__Prompt__: Scan the records below for the word "Layer" and give only the number of lines that hold it.

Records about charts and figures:
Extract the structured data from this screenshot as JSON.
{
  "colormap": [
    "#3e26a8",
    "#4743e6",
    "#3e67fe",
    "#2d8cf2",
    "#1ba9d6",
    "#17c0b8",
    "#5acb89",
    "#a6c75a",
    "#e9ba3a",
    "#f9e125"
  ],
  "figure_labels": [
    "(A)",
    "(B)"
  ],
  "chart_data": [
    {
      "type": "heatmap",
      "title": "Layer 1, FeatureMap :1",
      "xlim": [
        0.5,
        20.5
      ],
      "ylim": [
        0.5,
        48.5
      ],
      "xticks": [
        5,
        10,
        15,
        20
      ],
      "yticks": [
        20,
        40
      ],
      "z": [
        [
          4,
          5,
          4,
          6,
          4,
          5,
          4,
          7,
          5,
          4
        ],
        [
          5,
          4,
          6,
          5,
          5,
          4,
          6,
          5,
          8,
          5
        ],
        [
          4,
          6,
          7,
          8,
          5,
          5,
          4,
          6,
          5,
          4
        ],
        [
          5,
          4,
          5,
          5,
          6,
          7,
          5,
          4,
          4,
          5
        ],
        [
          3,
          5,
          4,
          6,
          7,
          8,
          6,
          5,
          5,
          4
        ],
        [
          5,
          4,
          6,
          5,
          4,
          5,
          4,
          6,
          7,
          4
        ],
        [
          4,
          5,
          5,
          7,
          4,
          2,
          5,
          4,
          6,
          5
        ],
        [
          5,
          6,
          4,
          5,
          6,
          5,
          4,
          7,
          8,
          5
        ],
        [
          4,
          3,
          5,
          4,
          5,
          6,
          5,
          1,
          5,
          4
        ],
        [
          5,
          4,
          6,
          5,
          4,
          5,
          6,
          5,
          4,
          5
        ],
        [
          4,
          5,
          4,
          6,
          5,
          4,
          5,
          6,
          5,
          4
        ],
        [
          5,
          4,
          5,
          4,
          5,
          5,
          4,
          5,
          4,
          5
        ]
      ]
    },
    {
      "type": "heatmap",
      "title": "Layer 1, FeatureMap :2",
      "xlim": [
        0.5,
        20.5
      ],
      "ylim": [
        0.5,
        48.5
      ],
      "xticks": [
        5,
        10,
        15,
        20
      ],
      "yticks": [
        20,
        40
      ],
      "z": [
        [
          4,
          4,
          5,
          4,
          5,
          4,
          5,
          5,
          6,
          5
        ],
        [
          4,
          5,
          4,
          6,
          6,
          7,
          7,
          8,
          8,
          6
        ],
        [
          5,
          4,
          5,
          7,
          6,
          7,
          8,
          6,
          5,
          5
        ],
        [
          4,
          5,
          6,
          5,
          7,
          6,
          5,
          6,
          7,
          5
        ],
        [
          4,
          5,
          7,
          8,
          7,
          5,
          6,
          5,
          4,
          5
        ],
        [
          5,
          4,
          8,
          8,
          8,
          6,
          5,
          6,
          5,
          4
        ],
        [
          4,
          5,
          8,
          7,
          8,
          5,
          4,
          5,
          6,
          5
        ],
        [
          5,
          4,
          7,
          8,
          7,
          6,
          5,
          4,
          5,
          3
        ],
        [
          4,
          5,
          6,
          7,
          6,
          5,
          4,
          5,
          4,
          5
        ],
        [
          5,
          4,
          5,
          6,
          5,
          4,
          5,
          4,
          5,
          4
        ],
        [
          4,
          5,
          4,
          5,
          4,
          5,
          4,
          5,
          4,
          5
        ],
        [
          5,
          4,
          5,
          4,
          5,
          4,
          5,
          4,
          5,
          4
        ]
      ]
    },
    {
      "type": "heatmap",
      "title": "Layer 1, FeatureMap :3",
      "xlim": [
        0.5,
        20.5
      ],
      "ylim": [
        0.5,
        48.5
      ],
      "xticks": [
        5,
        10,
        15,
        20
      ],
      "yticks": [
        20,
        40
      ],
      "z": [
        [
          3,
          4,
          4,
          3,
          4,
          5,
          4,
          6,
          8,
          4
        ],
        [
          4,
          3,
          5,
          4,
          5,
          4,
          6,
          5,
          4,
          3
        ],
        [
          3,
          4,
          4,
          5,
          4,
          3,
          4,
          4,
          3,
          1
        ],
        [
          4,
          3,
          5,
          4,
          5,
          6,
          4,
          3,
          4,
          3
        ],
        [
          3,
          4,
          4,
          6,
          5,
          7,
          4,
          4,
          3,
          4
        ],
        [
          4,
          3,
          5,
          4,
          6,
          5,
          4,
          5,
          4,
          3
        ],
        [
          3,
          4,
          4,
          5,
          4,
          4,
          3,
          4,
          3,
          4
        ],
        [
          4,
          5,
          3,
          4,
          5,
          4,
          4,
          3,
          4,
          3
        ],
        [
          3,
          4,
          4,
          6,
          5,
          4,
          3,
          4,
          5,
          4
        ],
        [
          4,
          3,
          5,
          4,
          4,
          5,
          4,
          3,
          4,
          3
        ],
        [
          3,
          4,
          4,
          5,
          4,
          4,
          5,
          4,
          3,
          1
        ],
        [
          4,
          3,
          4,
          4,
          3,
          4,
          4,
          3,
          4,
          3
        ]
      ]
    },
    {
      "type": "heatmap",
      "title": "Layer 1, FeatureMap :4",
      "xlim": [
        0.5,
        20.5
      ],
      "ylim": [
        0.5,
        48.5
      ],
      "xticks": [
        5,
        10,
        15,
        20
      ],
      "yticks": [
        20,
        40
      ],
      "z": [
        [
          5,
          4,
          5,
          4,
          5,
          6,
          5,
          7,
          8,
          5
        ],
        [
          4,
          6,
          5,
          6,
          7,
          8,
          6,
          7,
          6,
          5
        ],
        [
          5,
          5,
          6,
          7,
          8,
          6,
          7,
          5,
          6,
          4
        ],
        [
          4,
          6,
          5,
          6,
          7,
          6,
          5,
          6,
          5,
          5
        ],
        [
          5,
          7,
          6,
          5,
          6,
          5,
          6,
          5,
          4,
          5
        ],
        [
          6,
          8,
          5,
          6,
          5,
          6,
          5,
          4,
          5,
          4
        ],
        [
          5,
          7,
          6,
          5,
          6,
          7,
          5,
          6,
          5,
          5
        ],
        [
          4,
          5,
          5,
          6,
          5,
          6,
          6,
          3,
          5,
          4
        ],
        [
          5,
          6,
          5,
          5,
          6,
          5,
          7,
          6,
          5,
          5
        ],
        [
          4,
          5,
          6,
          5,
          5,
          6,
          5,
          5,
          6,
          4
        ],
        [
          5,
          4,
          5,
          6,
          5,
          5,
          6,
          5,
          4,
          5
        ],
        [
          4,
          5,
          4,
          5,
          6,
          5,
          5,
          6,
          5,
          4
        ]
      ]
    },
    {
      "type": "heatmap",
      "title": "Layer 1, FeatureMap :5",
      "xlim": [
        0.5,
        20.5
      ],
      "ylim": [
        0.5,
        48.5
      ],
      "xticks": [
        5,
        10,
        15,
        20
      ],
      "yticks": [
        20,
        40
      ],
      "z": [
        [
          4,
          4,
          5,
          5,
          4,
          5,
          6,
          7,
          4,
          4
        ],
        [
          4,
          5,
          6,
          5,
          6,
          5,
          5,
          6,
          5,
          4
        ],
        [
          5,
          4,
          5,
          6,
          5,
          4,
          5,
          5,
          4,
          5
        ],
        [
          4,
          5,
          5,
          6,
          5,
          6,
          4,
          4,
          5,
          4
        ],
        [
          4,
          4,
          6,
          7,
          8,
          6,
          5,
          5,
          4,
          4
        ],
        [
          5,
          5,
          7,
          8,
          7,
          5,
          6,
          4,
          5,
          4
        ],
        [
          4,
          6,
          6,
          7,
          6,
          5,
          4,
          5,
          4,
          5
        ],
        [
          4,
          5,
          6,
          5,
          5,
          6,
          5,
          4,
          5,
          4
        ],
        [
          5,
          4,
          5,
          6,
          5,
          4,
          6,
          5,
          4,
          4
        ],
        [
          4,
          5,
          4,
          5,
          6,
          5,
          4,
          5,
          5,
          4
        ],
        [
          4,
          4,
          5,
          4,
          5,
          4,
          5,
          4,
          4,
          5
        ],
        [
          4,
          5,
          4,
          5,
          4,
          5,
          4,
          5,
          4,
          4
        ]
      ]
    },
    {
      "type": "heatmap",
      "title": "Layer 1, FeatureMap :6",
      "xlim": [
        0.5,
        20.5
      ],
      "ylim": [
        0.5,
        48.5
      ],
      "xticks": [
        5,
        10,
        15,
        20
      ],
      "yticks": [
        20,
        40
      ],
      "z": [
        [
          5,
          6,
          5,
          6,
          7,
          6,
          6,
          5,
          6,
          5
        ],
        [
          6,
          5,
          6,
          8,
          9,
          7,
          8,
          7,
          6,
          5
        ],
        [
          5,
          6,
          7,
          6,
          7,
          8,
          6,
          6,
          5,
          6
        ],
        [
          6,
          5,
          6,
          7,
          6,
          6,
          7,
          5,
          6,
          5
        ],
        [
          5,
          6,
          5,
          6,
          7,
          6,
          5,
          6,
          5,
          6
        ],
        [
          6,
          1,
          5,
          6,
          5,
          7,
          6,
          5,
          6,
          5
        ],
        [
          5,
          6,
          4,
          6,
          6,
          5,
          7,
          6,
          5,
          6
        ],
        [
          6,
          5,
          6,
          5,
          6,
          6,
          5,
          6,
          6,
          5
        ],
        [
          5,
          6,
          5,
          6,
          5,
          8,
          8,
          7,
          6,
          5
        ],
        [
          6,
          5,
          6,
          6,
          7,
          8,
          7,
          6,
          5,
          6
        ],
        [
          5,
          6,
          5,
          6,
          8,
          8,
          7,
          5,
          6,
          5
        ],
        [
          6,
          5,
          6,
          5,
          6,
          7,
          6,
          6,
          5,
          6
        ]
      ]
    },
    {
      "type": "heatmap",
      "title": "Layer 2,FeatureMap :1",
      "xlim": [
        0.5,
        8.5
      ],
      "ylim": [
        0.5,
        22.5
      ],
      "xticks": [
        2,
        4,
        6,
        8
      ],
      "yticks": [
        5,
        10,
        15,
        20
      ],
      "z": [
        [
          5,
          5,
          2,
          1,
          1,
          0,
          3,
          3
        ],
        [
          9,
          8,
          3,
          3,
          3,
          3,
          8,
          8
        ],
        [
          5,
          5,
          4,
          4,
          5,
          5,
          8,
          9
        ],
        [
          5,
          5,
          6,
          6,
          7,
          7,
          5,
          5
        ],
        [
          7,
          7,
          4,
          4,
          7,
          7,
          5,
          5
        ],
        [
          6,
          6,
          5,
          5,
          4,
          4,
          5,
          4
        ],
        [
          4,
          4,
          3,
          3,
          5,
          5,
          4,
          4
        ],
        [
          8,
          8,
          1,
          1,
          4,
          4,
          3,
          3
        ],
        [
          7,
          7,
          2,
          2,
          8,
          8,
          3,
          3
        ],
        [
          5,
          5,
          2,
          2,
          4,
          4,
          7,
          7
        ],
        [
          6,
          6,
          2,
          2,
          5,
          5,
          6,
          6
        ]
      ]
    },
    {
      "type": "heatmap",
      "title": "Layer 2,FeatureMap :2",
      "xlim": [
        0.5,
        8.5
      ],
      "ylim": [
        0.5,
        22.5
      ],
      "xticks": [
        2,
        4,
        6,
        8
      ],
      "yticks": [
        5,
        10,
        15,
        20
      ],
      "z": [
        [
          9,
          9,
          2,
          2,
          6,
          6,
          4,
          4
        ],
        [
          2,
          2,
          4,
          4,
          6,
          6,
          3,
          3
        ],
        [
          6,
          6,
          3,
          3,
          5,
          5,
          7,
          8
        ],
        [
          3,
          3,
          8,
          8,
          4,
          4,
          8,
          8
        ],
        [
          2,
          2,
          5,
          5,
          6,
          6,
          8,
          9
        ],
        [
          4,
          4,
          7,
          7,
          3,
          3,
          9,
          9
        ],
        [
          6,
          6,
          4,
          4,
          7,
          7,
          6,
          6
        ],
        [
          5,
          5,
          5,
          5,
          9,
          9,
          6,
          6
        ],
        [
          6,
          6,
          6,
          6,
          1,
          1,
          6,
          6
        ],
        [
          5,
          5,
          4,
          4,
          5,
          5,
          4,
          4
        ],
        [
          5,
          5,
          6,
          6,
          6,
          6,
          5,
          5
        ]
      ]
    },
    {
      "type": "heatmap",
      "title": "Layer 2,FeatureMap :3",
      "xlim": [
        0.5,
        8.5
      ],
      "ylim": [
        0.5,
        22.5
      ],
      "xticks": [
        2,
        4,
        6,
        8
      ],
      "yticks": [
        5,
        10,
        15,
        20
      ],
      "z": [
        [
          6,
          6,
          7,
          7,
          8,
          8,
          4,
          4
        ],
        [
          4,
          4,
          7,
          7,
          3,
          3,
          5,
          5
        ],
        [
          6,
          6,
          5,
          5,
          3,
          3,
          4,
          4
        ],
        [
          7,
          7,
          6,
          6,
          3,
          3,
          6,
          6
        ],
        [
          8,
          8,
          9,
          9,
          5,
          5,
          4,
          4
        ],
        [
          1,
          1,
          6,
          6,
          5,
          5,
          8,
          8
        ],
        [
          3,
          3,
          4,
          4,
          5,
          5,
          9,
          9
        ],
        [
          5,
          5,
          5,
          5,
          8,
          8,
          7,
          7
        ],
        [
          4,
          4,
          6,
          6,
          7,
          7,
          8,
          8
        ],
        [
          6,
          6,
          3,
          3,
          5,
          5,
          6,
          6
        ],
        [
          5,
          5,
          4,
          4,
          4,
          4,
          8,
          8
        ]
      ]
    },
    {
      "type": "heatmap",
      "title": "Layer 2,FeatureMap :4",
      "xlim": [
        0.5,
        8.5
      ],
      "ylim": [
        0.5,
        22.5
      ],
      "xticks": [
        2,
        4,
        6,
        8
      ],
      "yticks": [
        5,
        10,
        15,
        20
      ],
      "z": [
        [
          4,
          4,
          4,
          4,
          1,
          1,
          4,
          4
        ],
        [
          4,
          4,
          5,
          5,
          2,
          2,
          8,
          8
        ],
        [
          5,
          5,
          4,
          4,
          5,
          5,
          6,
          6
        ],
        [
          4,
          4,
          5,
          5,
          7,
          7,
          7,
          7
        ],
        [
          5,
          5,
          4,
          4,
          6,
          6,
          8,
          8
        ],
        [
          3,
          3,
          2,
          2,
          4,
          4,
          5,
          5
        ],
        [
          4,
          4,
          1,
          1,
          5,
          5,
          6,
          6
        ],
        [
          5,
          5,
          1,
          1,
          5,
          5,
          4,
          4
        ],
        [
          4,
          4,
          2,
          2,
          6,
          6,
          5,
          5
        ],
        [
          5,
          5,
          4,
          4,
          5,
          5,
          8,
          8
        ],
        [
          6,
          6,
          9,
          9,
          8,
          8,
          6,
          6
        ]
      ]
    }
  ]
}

__Exercise output__: 10